### GIVEN EXERCISE
Make an exact copy of all the entries, but do not reproduce the pictures.

### SOURCE RECORDS
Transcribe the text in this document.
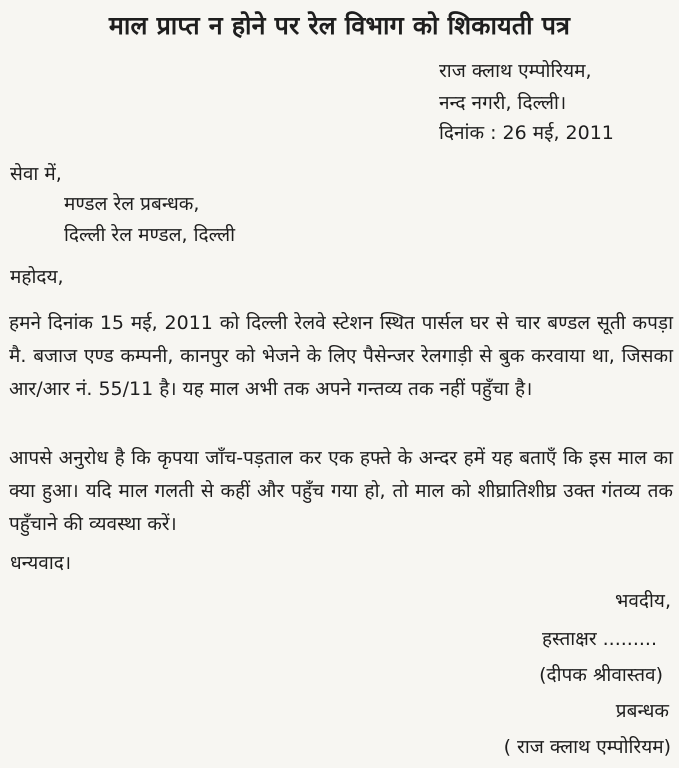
माल प्राप्त न होने पर रेल विभाग को शिकायती पत्र
राज क्लाथ एम्पोरियम,
नन्द नगरी, दिल्ली।
दिनांक : 26 मई, 2011
सेवा में,
मण्डल रेल प्रबन्धक,
दिल्ली रेल मण्डल, दिल्ली
महोदय,
हमने दिनांक 15 मई, 2011 को दिल्ली रेलवे स्टेशन स्थित पार्सल घर से चार बण्डल सूती कपड़ा मै. बजाज एण्ड कम्पनी, कानपुर को भेजने के लिए पैसेन्जर रेलगाड़ी से बुक करवाया था, जिसका आर/आर नं. 55/11 है। यह माल अभी तक अपने गन्तव्य तक नहीं पहुँचा है।
आपसे अनुरोध है कि कृपया जाँच-पड़ताल कर एक हफ्ते के अन्दर हमें यह बताएँ कि इस माल का क्या हुआ। यदि माल गलती से कहीं और पहुँच गया हो, तो माल को शीघ्रातिशीघ्र उक्त गंतव्य तक पहुँचाने की व्यवस्था करें।
धन्यवाद।
भवदीय,
हस्ताक्षर .........
(दीपक श्रीवास्तव)
प्रबन्धक
( राज क्लाथ एम्पोरियम)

### SOLUTION FOR THIS PROBLEM
Transcribe the text in this document.
माल प्राप्त न होने पर रेल विभाग को शिकायती पत्र
राज क्लाथ एम्पोरियम,
नन्द नगरी, दिल्ली।
दिनांक : 26 मई, 2011
सेवा में,
मण्डल रेल प्रबन्धक,
दिल्ली रेल मण्डल, दिल्ली
महोदय,
हमने दिनांक 15 मई, 2011 को दिल्ली रेलवे स्टेशन स्थित पार्सल घर से चार बण्डल सूती कपड़ा मै. बजाज एण्ड कम्पनी, कानपुर को भेजने के लिए पैसेन्जर रेलगाड़ी से बुक करवाया था, जिसका आर/आर नं. 55/11 है। यह माल अभी तक अपने गन्तव्य तक नहीं पहुँचा है।
आपसे अनुरोध है कि कृपया जाँच-पड़ताल कर एक हफ्ते के अन्दर हमें यह बताएँ कि इस माल का क्या हुआ। यदि माल गलती से कहीं और पहुँच गया हो, तो माल को शीघ्रातिशीघ्र उक्त गंतव्य तक पहुँचाने की व्यवस्था करें।
धन्यवाद।
भवदीय,
हस्ताक्षर .........
(दीपक श्रीवास्तव)
प्रबन्धक
( राज क्लाथ एम्पोरियम)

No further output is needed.